** start RECORDS SHOWN **
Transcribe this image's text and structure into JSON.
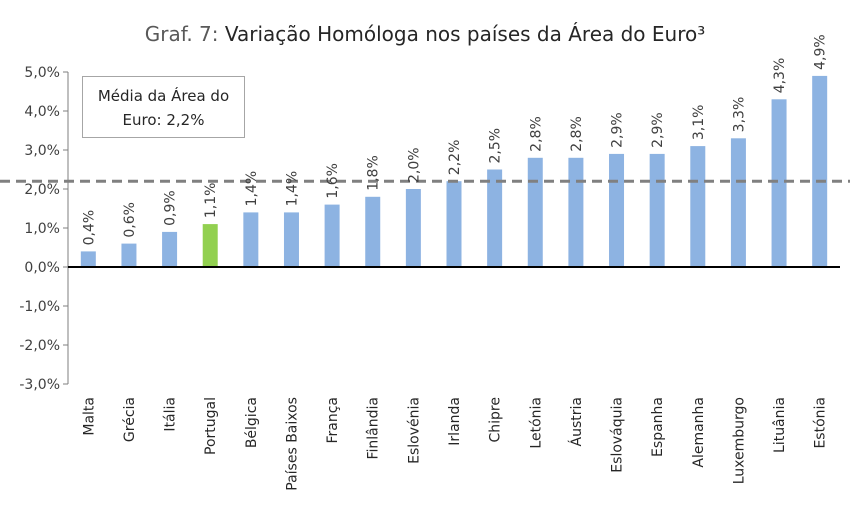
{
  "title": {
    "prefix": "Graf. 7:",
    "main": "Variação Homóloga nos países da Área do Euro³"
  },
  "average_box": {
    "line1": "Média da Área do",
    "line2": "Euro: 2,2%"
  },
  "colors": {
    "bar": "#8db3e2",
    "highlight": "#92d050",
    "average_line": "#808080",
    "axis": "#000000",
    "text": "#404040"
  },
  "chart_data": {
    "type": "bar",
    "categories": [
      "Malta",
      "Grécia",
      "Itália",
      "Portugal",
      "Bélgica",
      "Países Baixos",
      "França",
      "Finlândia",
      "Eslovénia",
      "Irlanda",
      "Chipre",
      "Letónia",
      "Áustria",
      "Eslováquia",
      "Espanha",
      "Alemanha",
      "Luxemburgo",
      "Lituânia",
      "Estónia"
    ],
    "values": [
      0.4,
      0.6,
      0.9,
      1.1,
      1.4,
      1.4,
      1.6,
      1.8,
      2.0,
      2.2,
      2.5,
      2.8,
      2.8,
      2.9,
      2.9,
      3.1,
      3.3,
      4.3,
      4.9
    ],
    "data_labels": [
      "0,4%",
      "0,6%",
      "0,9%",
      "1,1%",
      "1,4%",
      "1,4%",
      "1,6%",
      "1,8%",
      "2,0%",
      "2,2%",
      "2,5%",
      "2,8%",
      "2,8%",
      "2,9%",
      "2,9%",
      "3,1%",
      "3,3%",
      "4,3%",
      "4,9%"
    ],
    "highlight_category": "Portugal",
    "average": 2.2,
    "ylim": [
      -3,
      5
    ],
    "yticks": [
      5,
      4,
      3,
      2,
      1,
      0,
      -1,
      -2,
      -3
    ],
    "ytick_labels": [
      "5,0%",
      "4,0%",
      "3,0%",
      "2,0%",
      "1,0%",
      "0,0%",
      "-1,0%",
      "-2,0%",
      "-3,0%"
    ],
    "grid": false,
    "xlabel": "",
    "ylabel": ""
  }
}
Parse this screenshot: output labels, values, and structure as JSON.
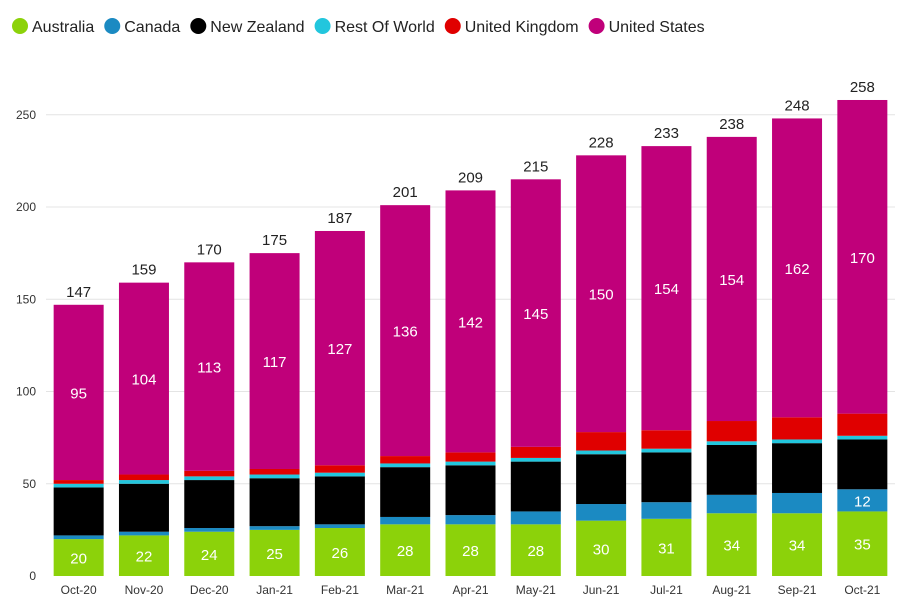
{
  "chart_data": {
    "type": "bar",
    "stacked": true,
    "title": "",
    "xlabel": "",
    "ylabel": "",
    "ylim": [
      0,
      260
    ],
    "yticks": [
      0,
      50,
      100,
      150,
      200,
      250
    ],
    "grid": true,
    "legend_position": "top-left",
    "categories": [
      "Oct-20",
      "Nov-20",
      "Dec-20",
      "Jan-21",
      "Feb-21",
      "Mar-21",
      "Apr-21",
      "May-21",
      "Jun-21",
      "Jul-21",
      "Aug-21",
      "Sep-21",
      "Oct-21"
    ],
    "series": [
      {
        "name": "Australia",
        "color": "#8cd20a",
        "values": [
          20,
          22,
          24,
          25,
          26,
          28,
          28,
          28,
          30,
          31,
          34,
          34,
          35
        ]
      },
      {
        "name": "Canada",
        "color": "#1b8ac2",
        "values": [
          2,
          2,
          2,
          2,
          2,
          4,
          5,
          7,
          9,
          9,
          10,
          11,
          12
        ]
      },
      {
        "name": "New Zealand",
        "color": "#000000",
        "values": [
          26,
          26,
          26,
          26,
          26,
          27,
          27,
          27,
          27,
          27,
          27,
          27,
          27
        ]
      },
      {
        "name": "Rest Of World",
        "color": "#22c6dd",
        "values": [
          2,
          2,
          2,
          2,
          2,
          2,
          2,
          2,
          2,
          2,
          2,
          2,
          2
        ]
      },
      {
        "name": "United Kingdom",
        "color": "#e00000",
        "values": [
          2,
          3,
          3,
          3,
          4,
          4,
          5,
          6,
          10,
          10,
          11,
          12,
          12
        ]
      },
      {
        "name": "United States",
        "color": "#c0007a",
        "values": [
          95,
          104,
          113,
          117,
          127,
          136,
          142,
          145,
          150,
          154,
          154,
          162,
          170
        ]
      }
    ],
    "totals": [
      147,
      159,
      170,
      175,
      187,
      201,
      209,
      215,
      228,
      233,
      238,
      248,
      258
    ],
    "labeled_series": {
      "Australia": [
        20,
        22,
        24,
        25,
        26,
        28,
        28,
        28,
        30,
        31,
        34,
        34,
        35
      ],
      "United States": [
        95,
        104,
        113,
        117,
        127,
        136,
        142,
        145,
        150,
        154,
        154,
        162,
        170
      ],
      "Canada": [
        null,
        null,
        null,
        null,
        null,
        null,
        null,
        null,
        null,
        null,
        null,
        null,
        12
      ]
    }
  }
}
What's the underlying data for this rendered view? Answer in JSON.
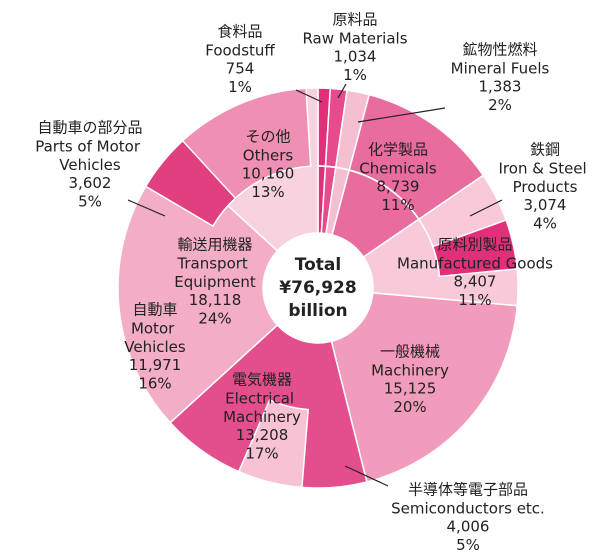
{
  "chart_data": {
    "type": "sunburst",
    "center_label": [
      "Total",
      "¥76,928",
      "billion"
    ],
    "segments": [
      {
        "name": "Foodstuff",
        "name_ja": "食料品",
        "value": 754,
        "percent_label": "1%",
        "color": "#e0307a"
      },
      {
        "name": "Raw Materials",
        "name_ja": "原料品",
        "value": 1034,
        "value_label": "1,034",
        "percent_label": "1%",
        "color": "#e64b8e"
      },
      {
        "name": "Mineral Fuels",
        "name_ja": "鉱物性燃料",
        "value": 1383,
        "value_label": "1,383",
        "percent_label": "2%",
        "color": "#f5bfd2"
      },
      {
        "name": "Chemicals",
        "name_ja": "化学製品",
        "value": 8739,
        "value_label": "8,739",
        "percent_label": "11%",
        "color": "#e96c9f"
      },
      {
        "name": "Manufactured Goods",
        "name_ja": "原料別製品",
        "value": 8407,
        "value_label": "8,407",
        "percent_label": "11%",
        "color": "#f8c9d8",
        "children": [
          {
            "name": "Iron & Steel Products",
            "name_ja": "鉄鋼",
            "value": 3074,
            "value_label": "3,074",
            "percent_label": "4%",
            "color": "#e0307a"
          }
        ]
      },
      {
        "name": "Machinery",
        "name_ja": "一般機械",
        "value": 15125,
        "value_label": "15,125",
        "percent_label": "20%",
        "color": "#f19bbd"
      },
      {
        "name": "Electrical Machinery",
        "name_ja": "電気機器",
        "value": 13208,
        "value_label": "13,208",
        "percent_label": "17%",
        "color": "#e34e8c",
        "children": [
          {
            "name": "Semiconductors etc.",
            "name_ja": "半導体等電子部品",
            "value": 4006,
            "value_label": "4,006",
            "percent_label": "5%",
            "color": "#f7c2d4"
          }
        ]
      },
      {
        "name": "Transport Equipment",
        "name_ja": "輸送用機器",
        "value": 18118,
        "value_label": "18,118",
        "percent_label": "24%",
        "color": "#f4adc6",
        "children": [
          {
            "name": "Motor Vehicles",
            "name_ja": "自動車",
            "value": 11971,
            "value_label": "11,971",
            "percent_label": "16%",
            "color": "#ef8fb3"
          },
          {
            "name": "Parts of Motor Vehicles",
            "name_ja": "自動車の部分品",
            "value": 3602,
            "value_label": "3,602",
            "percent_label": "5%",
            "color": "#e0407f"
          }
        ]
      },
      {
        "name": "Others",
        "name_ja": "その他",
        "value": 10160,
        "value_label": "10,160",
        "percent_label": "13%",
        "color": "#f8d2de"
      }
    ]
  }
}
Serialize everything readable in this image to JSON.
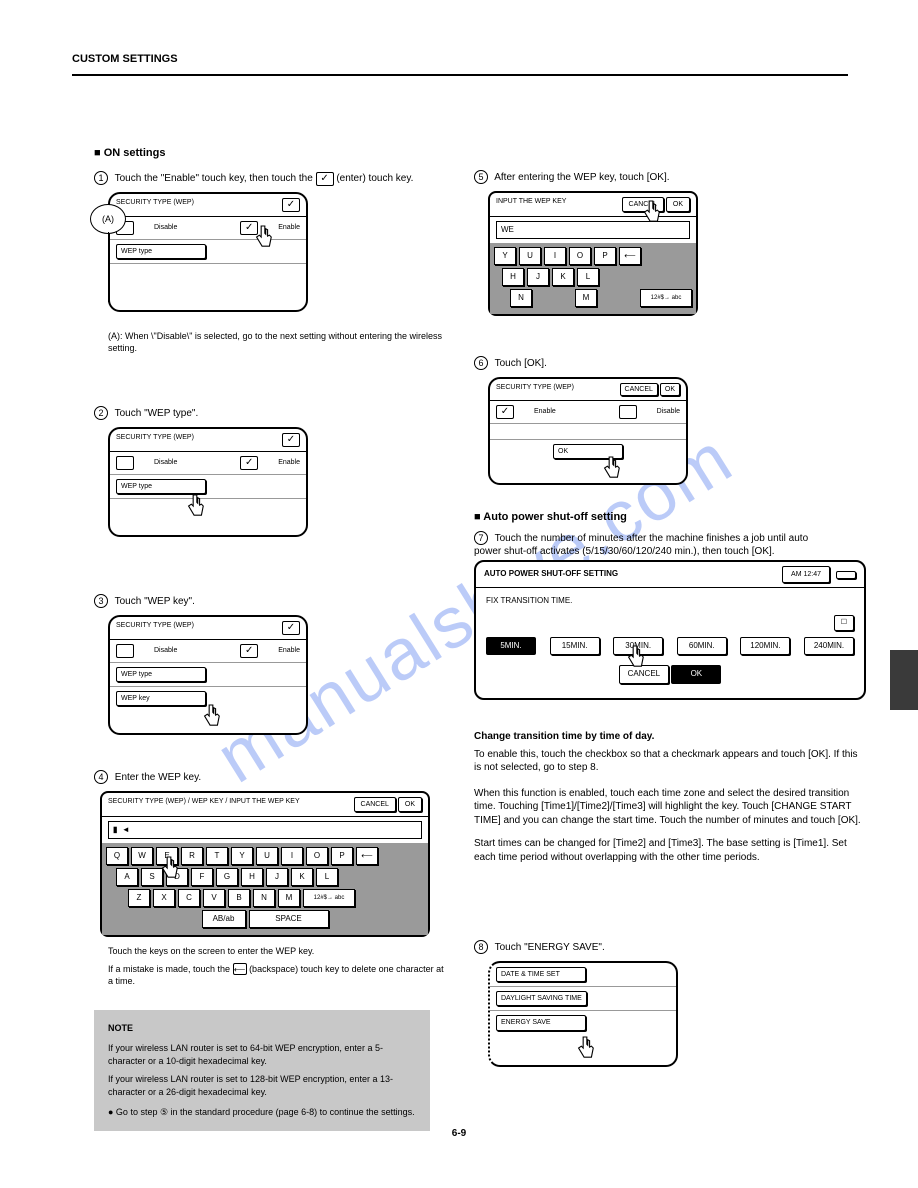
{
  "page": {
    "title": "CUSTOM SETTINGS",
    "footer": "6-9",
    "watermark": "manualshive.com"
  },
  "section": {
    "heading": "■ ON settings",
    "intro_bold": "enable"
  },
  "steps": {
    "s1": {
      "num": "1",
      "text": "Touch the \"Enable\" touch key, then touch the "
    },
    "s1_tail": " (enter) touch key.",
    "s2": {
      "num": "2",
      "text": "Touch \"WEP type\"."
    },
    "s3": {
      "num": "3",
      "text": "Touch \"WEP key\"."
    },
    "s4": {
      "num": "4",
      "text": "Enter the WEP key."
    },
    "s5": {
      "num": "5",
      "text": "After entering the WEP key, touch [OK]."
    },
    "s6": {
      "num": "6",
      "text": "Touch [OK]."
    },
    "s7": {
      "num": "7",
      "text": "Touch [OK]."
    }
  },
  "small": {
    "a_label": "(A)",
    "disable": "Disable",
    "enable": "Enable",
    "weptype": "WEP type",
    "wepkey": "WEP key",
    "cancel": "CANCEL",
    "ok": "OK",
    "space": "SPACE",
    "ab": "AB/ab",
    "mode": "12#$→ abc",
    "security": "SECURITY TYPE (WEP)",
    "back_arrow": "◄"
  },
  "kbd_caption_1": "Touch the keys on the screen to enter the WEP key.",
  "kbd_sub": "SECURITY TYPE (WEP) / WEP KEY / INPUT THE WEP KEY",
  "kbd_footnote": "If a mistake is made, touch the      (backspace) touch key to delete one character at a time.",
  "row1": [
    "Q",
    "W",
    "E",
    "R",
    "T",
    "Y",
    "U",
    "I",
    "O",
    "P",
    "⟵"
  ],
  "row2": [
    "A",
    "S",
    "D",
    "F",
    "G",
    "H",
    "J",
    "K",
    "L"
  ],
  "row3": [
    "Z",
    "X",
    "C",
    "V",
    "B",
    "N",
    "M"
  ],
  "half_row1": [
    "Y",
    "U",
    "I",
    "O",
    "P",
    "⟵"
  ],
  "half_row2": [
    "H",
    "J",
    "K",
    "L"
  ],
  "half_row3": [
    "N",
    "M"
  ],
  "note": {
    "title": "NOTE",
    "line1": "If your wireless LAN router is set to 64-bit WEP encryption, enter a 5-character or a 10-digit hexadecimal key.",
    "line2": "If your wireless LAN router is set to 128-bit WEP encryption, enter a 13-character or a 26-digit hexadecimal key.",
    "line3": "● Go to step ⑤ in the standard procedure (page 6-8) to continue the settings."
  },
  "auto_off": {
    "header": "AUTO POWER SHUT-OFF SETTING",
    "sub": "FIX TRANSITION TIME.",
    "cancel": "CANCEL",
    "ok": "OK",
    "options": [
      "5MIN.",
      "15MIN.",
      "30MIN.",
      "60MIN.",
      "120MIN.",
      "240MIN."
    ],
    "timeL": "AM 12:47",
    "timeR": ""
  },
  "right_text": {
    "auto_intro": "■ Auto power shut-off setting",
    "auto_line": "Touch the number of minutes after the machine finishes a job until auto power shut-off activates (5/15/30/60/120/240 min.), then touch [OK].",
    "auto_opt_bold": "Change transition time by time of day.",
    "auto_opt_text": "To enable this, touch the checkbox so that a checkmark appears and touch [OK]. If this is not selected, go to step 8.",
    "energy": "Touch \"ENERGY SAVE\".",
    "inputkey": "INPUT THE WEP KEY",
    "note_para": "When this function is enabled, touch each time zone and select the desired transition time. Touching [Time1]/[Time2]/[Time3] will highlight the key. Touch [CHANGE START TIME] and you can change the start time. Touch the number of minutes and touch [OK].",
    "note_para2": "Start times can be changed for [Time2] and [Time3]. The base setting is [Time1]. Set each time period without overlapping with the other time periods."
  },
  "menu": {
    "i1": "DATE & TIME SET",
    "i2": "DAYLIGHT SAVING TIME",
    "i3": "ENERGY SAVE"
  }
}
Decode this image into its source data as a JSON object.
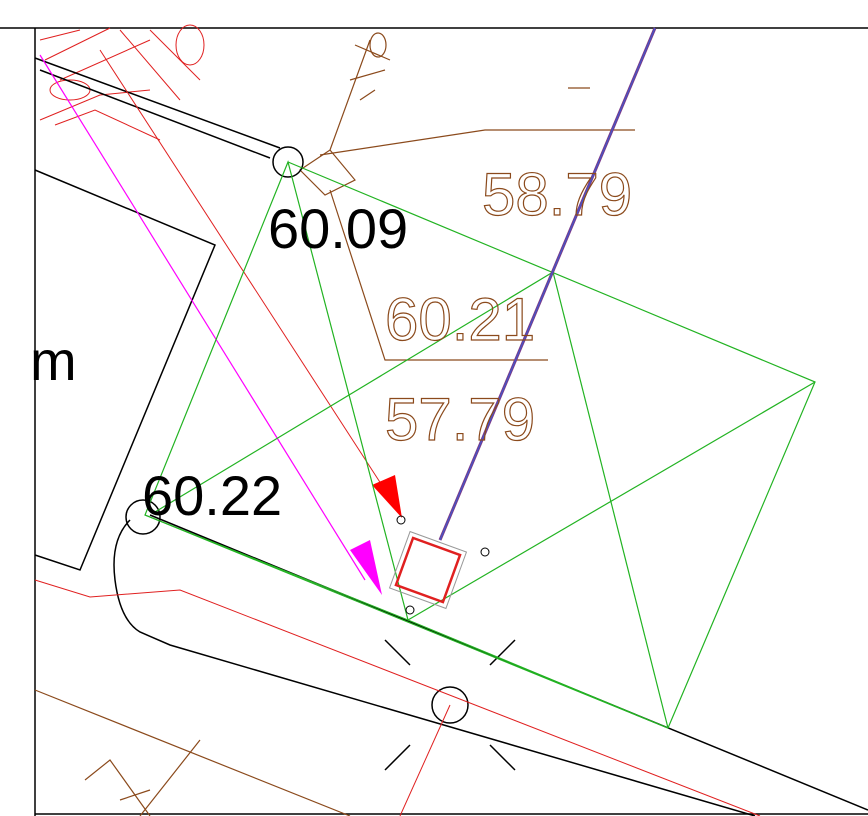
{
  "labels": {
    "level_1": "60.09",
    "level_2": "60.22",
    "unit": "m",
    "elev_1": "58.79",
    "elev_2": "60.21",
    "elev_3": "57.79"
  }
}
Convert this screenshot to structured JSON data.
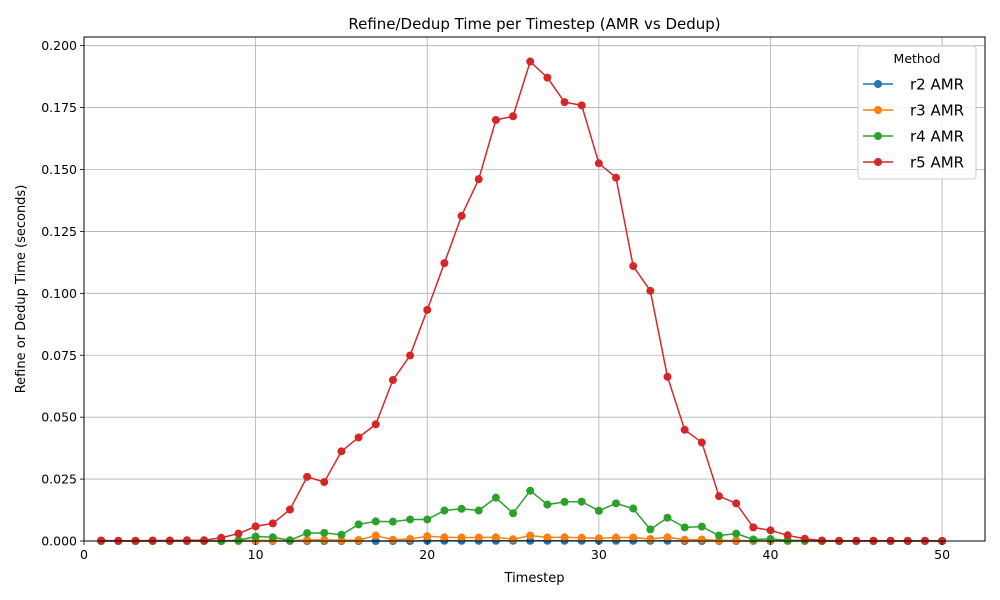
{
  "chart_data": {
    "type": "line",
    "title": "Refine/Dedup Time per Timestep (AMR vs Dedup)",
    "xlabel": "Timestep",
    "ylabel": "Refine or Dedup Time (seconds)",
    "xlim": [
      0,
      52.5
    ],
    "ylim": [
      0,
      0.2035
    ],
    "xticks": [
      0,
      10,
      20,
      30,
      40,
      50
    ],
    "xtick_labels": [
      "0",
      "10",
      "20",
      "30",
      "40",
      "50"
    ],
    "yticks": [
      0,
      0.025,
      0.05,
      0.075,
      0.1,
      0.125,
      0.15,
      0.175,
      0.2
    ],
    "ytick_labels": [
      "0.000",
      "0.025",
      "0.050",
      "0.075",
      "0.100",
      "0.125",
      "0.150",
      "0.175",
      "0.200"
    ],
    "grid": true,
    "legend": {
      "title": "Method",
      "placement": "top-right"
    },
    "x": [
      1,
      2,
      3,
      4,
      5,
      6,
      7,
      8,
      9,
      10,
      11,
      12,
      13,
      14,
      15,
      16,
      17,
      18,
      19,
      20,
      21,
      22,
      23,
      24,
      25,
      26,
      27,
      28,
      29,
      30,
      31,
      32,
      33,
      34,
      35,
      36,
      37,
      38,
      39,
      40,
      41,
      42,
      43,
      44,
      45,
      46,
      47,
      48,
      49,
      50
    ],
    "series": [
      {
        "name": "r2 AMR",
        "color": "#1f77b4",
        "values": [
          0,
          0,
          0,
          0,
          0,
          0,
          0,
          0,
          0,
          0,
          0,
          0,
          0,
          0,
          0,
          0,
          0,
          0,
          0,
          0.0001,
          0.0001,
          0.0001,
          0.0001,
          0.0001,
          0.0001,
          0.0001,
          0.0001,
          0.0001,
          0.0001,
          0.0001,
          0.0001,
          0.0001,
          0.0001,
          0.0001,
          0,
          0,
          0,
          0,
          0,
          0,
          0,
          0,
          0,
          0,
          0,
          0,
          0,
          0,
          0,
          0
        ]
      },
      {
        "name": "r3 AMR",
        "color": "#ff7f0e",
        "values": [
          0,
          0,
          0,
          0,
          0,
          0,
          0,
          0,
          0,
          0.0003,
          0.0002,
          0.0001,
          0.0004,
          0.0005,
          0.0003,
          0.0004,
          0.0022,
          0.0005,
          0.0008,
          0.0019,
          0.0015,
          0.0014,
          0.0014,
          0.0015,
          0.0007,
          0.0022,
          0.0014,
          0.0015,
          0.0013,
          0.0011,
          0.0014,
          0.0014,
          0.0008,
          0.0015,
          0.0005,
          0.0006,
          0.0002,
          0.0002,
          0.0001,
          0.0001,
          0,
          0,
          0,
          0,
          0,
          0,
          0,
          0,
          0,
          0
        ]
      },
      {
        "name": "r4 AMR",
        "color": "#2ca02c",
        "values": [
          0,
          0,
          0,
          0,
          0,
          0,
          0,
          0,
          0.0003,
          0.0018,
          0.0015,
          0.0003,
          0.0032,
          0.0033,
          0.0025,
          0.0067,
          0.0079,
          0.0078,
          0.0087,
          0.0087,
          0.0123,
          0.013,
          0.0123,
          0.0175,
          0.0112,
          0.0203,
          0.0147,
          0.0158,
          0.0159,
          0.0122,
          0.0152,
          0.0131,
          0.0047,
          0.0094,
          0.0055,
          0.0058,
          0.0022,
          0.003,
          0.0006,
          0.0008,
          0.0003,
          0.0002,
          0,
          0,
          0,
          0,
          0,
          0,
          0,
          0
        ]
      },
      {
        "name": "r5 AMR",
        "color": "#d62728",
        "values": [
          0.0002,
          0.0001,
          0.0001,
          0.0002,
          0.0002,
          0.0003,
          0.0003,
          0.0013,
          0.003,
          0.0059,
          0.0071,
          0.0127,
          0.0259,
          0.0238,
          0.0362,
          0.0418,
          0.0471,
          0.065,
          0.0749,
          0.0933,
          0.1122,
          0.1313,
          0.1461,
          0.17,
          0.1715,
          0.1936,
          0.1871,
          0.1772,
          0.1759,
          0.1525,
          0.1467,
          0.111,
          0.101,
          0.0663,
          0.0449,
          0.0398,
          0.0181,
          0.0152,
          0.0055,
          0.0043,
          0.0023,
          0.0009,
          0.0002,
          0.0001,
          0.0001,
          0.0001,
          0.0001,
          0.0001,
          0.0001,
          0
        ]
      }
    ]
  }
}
** end RECORDS SHOWN **
Report all lines of the data that include the word "hexadecimal".

    "line1": "If your wireless LAN router is set to 64-bit WEP encryption, enter a 5-character or a 10-digit hexadecimal key.",
    "line2": "If your wireless LAN router is set to 128-bit WEP encryption, enter a 13-character or a 26-digit hexadecimal key.",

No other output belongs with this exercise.